═══ Exercise data ═══
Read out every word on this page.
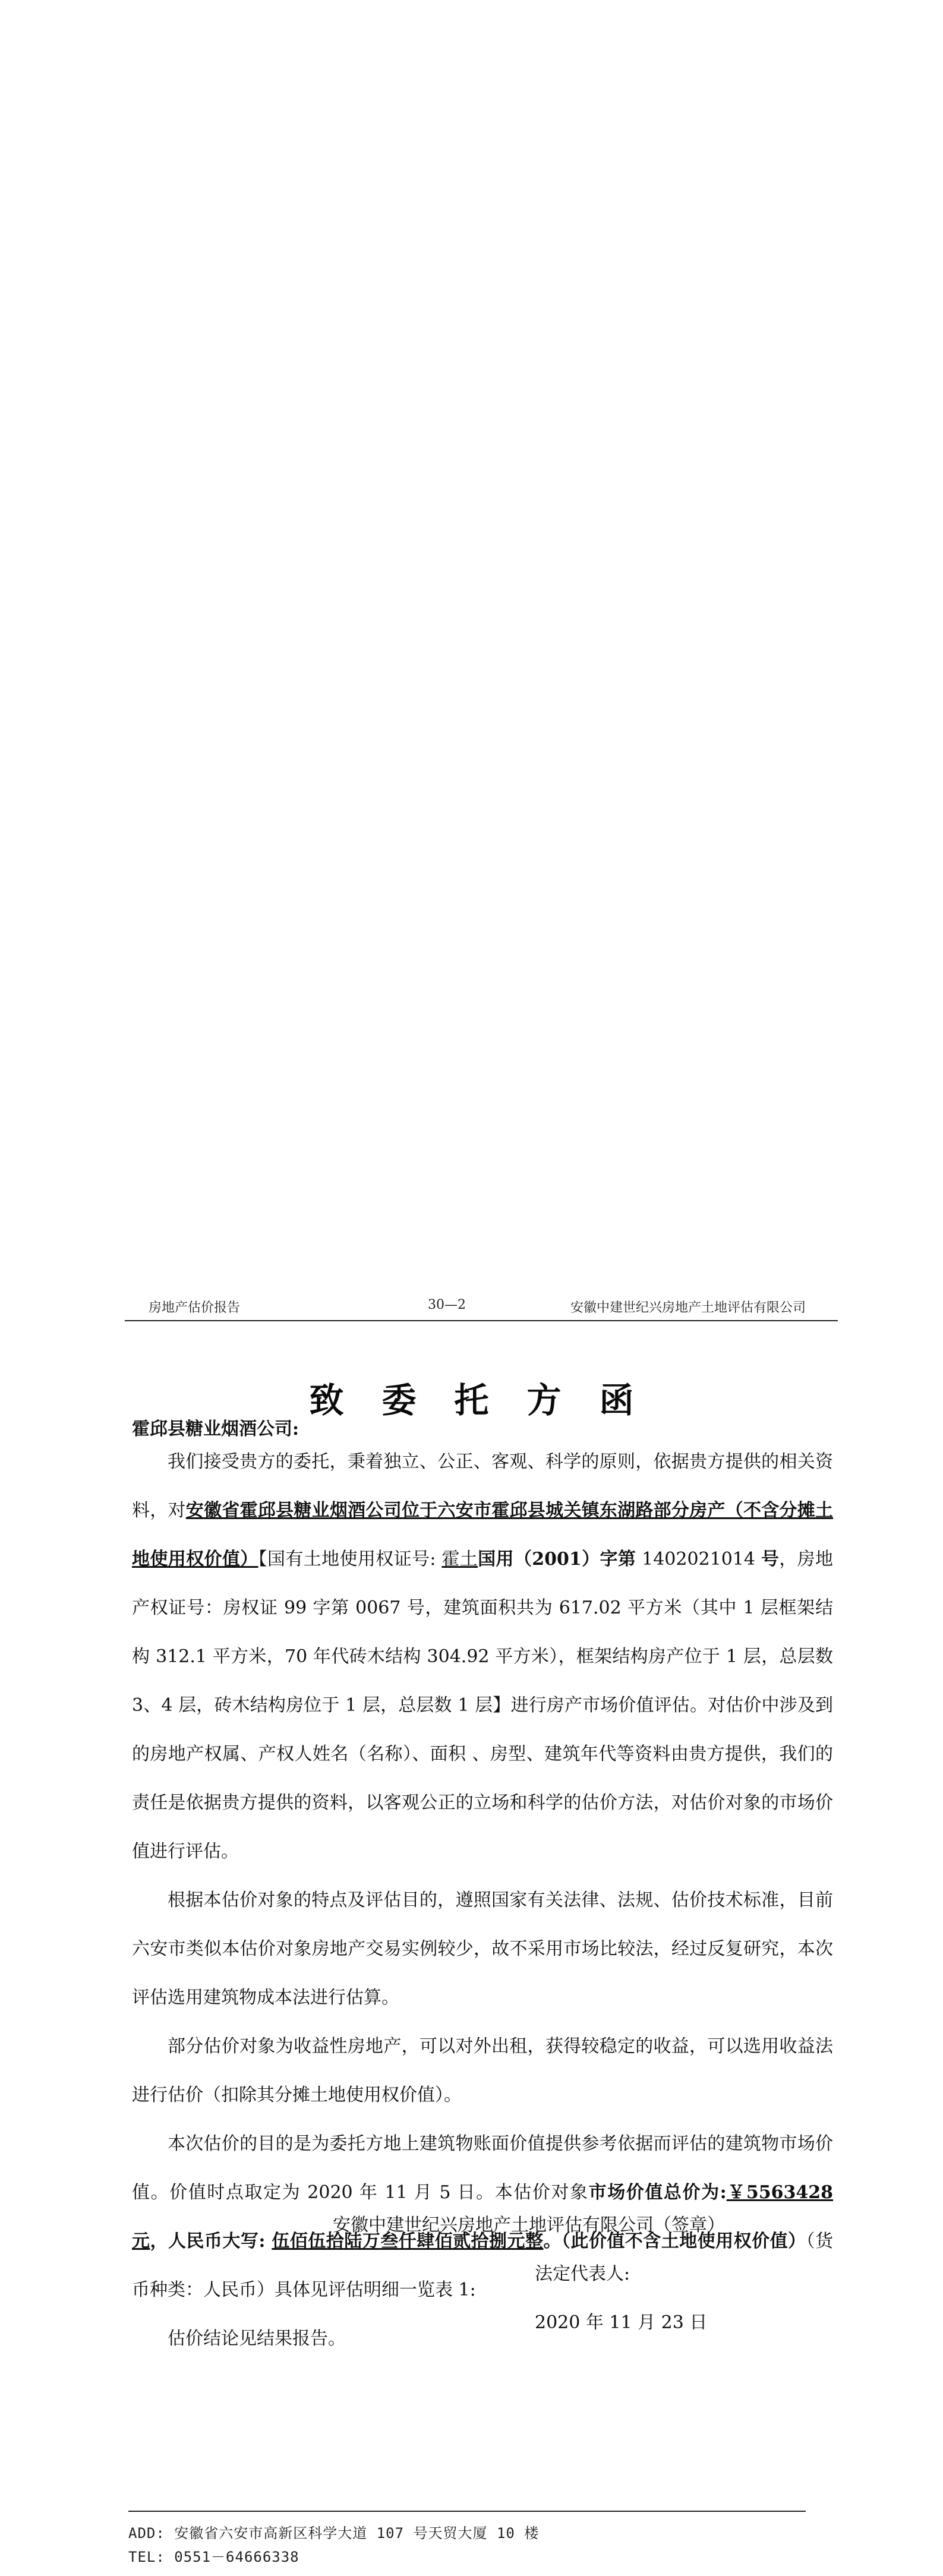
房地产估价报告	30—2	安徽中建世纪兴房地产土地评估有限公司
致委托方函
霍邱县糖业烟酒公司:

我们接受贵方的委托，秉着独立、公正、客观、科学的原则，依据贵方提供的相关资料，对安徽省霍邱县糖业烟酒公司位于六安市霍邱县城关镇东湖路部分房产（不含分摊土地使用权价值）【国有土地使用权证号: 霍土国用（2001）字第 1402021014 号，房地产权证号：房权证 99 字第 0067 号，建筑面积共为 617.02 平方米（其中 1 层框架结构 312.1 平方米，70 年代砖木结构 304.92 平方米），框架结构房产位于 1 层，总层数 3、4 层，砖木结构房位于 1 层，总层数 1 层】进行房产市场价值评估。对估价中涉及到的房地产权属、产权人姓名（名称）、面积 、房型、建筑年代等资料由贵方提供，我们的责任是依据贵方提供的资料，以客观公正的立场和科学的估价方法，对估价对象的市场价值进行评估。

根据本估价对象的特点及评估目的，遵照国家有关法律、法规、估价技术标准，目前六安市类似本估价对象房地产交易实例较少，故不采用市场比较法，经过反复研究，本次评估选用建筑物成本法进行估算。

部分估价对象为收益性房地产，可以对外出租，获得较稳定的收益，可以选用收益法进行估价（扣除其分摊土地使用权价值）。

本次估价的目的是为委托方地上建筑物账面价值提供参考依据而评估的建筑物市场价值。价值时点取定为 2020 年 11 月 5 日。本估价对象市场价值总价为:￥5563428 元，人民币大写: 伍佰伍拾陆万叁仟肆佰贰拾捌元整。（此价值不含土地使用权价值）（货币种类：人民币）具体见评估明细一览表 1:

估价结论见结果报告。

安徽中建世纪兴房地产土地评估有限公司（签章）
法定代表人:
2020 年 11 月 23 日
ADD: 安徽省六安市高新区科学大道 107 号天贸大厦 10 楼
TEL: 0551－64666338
═══
═══ Exercise data ═══
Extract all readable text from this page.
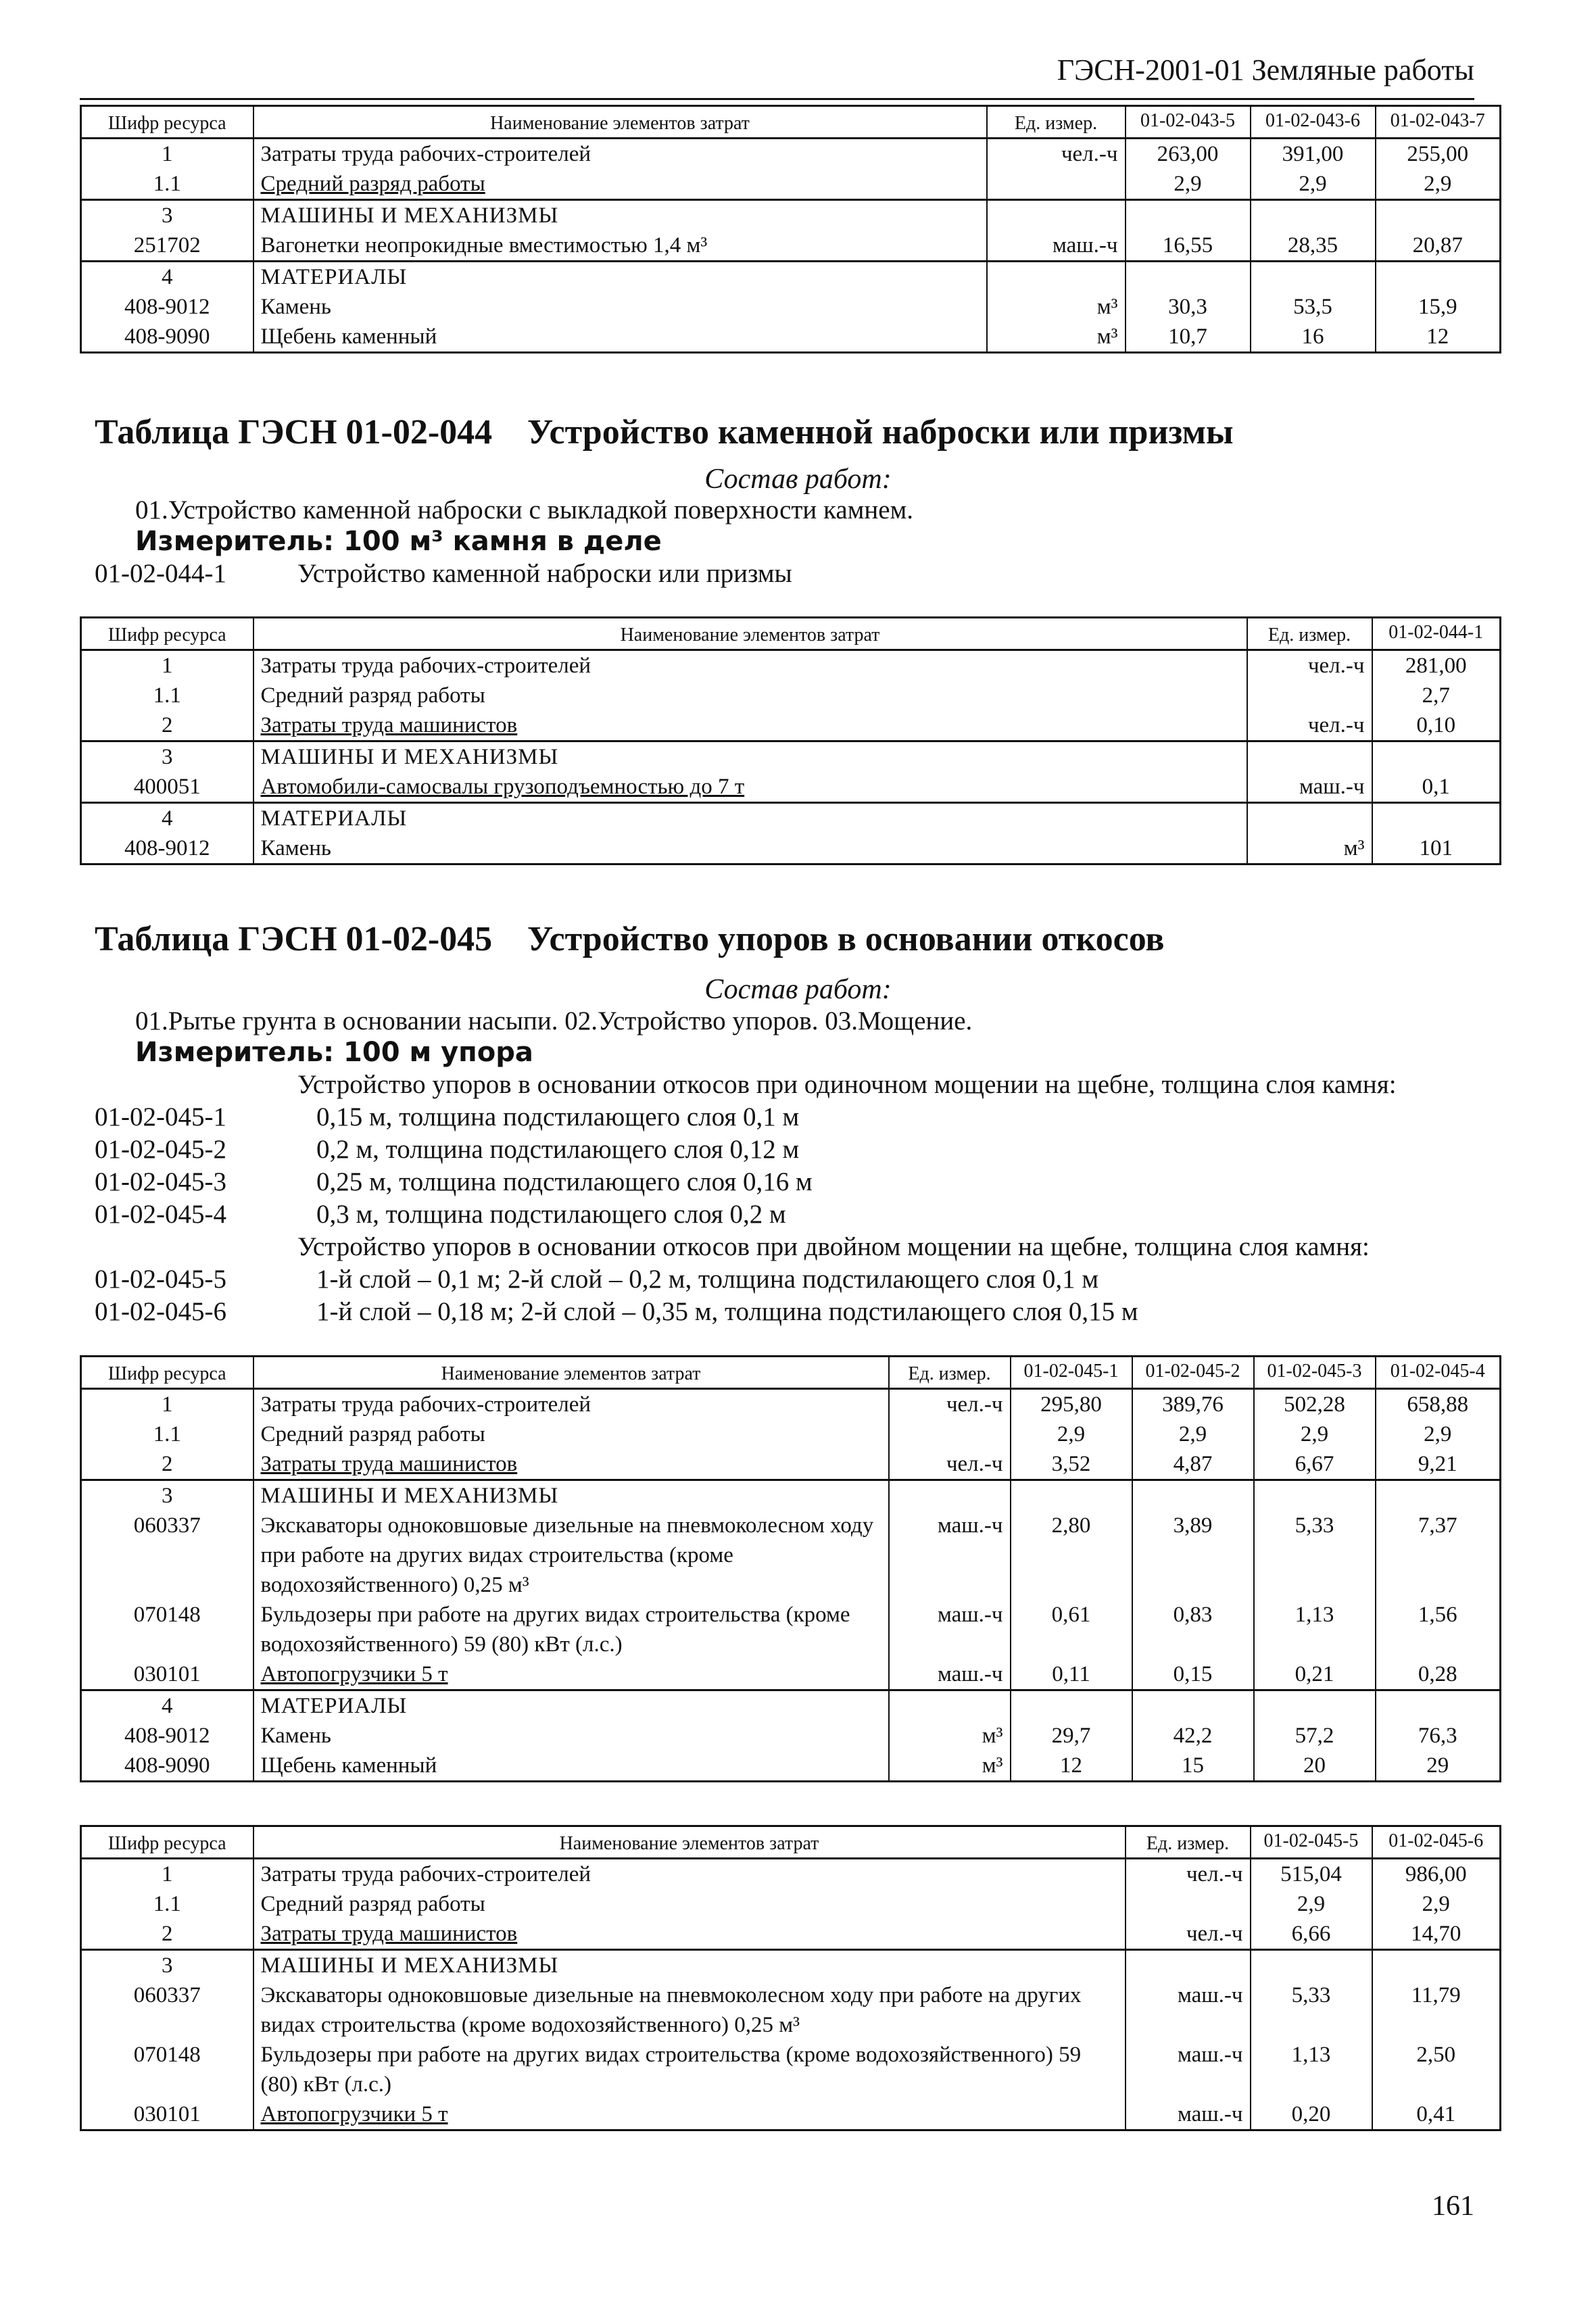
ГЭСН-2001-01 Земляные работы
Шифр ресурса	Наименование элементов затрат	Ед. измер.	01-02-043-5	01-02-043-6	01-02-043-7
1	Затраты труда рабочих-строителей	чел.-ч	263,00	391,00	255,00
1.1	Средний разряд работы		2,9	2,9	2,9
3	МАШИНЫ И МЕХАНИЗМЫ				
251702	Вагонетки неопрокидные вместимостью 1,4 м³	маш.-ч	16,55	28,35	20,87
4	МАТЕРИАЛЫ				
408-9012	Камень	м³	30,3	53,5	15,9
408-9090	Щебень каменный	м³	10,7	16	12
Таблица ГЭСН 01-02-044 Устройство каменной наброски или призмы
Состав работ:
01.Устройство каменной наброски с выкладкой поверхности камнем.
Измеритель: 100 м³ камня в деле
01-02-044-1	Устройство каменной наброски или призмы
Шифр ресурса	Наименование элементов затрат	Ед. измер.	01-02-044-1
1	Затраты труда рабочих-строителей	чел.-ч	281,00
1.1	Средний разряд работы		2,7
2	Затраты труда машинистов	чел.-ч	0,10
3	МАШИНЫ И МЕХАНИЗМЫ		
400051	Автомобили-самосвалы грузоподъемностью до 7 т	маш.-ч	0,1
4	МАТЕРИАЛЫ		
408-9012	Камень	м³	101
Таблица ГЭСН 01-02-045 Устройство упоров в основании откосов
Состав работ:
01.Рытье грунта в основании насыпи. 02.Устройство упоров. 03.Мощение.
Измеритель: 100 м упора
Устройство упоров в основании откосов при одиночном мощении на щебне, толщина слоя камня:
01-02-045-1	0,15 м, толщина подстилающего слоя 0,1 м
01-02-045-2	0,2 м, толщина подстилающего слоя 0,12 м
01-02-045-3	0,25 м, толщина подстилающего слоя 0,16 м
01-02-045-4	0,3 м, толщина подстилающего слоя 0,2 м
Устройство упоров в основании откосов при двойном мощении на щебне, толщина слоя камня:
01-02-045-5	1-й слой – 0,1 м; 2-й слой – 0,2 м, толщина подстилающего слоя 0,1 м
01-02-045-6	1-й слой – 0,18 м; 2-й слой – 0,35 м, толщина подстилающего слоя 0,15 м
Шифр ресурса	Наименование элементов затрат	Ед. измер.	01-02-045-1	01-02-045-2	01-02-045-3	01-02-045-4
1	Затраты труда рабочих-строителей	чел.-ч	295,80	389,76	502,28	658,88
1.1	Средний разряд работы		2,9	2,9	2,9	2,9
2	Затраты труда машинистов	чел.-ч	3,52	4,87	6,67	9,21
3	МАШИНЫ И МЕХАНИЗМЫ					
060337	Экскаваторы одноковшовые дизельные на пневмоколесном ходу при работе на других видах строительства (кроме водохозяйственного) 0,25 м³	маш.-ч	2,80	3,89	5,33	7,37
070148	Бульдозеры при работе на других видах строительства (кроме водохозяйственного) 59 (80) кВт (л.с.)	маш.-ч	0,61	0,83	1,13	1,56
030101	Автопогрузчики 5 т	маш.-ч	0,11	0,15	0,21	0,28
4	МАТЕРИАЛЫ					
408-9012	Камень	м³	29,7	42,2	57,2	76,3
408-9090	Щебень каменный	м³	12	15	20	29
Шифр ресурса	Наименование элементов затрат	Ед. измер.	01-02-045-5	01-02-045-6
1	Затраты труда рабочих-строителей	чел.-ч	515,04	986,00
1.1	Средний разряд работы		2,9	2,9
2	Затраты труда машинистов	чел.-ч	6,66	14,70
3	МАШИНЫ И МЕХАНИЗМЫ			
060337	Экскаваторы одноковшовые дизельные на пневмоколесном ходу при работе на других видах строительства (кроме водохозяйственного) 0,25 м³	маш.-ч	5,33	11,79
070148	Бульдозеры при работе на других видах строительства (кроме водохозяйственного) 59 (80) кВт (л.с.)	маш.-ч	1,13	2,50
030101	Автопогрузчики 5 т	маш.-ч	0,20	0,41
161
═══
Exercise directions
Identify every line holding the word "элементов" and copy it out.

Solved problem
Шифр ресурса	Наименование элементов затрат	Ед. измер.	01-02-043-5	01-02-043-6	01-02-043-7
Шифр ресурса	Наименование элементов затрат	Ед. измер.	01-02-044-1
Шифр ресурса	Наименование элементов затрат	Ед. измер.	01-02-045-1	01-02-045-2	01-02-045-3	01-02-045-4
Шифр ресурса	Наименование элементов затрат	Ед. измер.	01-02-045-5	01-02-045-6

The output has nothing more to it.